/---

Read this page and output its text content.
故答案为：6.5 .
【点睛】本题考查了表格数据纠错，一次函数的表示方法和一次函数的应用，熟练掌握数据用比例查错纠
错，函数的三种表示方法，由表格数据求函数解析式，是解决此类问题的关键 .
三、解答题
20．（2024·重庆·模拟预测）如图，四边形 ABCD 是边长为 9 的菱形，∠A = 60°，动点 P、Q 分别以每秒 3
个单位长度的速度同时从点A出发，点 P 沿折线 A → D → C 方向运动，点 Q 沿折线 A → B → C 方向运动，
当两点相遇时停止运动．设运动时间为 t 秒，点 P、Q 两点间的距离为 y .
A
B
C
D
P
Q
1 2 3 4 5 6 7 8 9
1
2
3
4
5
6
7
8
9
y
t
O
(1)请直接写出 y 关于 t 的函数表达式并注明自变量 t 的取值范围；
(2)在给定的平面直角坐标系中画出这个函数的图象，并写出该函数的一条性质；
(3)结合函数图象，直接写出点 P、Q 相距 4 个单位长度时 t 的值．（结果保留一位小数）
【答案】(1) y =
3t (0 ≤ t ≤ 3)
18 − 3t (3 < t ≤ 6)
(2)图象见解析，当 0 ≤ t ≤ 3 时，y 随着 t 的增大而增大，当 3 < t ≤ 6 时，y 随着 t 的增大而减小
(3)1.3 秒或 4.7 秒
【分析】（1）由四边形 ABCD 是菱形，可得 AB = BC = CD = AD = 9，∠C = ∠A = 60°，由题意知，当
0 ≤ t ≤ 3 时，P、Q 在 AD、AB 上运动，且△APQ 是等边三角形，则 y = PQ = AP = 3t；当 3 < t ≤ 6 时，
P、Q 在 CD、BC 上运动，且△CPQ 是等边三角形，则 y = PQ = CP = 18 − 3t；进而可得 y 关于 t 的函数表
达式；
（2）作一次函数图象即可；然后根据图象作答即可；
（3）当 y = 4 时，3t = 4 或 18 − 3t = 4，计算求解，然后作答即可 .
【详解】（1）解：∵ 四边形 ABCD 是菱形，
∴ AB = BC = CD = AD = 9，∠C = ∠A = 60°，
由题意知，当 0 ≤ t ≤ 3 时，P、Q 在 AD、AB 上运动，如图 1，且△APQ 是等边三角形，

\---

• Work to do
Tally the lines of the preceding listing in which the word "由题意知" appears; state nothing but the total.

• Full solution
2